Items from a dataset:
----
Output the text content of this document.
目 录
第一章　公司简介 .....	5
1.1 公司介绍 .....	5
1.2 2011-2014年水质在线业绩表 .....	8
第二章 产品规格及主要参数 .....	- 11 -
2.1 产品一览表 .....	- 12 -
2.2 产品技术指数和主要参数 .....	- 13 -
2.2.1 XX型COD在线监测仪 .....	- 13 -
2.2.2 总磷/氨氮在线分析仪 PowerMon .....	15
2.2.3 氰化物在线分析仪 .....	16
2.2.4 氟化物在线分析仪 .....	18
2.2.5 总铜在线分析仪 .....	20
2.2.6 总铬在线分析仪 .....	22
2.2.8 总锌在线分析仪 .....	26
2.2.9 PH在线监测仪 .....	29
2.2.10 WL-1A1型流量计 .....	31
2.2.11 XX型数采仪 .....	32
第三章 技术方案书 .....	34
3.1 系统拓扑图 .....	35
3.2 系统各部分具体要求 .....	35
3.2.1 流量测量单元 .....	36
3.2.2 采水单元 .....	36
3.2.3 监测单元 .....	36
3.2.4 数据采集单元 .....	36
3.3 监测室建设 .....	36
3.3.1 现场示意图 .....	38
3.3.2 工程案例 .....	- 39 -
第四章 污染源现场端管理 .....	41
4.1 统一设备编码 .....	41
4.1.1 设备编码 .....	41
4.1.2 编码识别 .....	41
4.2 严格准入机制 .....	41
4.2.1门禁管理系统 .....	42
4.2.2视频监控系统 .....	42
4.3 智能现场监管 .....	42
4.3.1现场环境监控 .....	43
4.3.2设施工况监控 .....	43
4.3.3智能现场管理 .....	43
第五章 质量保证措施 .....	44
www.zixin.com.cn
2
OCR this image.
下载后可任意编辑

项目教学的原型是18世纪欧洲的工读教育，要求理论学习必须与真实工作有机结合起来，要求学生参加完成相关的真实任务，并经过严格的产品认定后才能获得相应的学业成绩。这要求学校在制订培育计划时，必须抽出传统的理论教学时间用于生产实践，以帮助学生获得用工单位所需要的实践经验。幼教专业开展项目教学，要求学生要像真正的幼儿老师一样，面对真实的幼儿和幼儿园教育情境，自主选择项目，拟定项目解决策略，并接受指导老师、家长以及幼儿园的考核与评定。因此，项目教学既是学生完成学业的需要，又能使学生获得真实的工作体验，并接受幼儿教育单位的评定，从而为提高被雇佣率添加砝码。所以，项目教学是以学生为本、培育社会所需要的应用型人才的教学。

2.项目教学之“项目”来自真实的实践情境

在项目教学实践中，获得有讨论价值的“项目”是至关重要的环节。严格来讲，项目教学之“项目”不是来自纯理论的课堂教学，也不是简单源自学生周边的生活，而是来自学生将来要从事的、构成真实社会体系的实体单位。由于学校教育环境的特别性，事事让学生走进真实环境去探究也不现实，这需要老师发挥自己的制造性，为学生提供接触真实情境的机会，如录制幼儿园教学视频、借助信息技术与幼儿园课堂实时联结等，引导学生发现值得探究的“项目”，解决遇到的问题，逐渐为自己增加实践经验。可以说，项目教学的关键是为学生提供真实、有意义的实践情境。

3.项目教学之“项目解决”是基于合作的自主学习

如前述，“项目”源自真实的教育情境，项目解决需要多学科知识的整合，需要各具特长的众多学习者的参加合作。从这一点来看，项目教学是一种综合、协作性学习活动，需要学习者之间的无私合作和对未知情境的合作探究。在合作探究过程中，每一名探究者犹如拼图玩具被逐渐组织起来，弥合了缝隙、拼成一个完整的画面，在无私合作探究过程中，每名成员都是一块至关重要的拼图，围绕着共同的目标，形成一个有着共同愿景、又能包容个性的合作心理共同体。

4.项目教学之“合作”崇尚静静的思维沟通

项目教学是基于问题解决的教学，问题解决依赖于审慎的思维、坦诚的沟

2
----
WHAT THE TASK ASKS:
Copy all the entries verbatim.

COMPLETE RESPONSE:
Output the text content of this document.
目 录
第一章　公司简介 .....	5
1.1 公司介绍 .....	5
1.2 2011-2014年水质在线业绩表 .....	8
第二章 产品规格及主要参数 .....	- 11 -
2.1 产品一览表 .....	- 12 -
2.2 产品技术指数和主要参数 .....	- 13 -
2.2.1 XX型COD在线监测仪 .....	- 13 -
2.2.2 总磷/氨氮在线分析仪 PowerMon .....	15
2.2.3 氰化物在线分析仪 .....	16
2.2.4 氟化物在线分析仪 .....	18
2.2.5 总铜在线分析仪 .....	20
2.2.6 总铬在线分析仪 .....	22
2.2.8 总锌在线分析仪 .....	26
2.2.9 PH在线监测仪 .....	29
2.2.10 WL-1A1型流量计 .....	31
2.2.11 XX型数采仪 .....	32
第三章 技术方案书 .....	34
3.1 系统拓扑图 .....	35
3.2 系统各部分具体要求 .....	35
3.2.1 流量测量单元 .....	36
3.2.2 采水单元 .....	36
3.2.3 监测单元 .....	36
3.2.4 数据采集单元 .....	36
3.3 监测室建设 .....	36
3.3.1 现场示意图 .....	38
3.3.2 工程案例 .....	- 39 -
第四章 污染源现场端管理 .....	41
4.1 统一设备编码 .....	41
4.1.1 设备编码 .....	41
4.1.2 编码识别 .....	41
4.2 严格准入机制 .....	41
4.2.1门禁管理系统 .....	42
4.2.2视频监控系统 .....	42
4.3 智能现场监管 .....	42
4.3.1现场环境监控 .....	43
4.3.2设施工况监控 .....	43
4.3.3智能现场管理 .....	43
第五章 质量保证措施 .....	44
www.zixin.com.cn
2
OCR this image.
下载后可任意编辑

项目教学的原型是18世纪欧洲的工读教育，要求理论学习必须与真实工作有机结合起来，要求学生参加完成相关的真实任务，并经过严格的产品认定后才能获得相应的学业成绩。这要求学校在制订培育计划时，必须抽出传统的理论教学时间用于生产实践，以帮助学生获得用工单位所需要的实践经验。幼教专业开展项目教学，要求学生要像真正的幼儿老师一样，面对真实的幼儿和幼儿园教育情境，自主选择项目，拟定项目解决策略，并接受指导老师、家长以及幼儿园的考核与评定。因此，项目教学既是学生完成学业的需要，又能使学生获得真实的工作体验，并接受幼儿教育单位的评定，从而为提高被雇佣率添加砝码。所以，项目教学是以学生为本、培育社会所需要的应用型人才的教学。

2.项目教学之“项目”来自真实的实践情境

在项目教学实践中，获得有讨论价值的“项目”是至关重要的环节。严格来讲，项目教学之“项目”不是来自纯理论的课堂教学，也不是简单源自学生周边的生活，而是来自学生将来要从事的、构成真实社会体系的实体单位。由于学校教育环境的特别性，事事让学生走进真实环境去探究也不现实，这需要老师发挥自己的制造性，为学生提供接触真实情境的机会，如录制幼儿园教学视频、借助信息技术与幼儿园课堂实时联结等，引导学生发现值得探究的“项目”，解决遇到的问题，逐渐为自己增加实践经验。可以说，项目教学的关键是为学生提供真实、有意义的实践情境。

3.项目教学之“项目解决”是基于合作的自主学习

如前述，“项目”源自真实的教育情境，项目解决需要多学科知识的整合，需要各具特长的众多学习者的参加合作。从这一点来看，项目教学是一种综合、协作性学习活动，需要学习者之间的无私合作和对未知情境的合作探究。在合作探究过程中，每一名探究者犹如拼图玩具被逐渐组织起来，弥合了缝隙、拼成一个完整的画面，在无私合作探究过程中，每名成员都是一块至关重要的拼图，围绕着共同的目标，形成一个有着共同愿景、又能包容个性的合作心理共同体。

4.项目教学之“合作”崇尚静静的思维沟通

项目教学是基于问题解决的教学，问题解决依赖于审慎的思维、坦诚的沟

2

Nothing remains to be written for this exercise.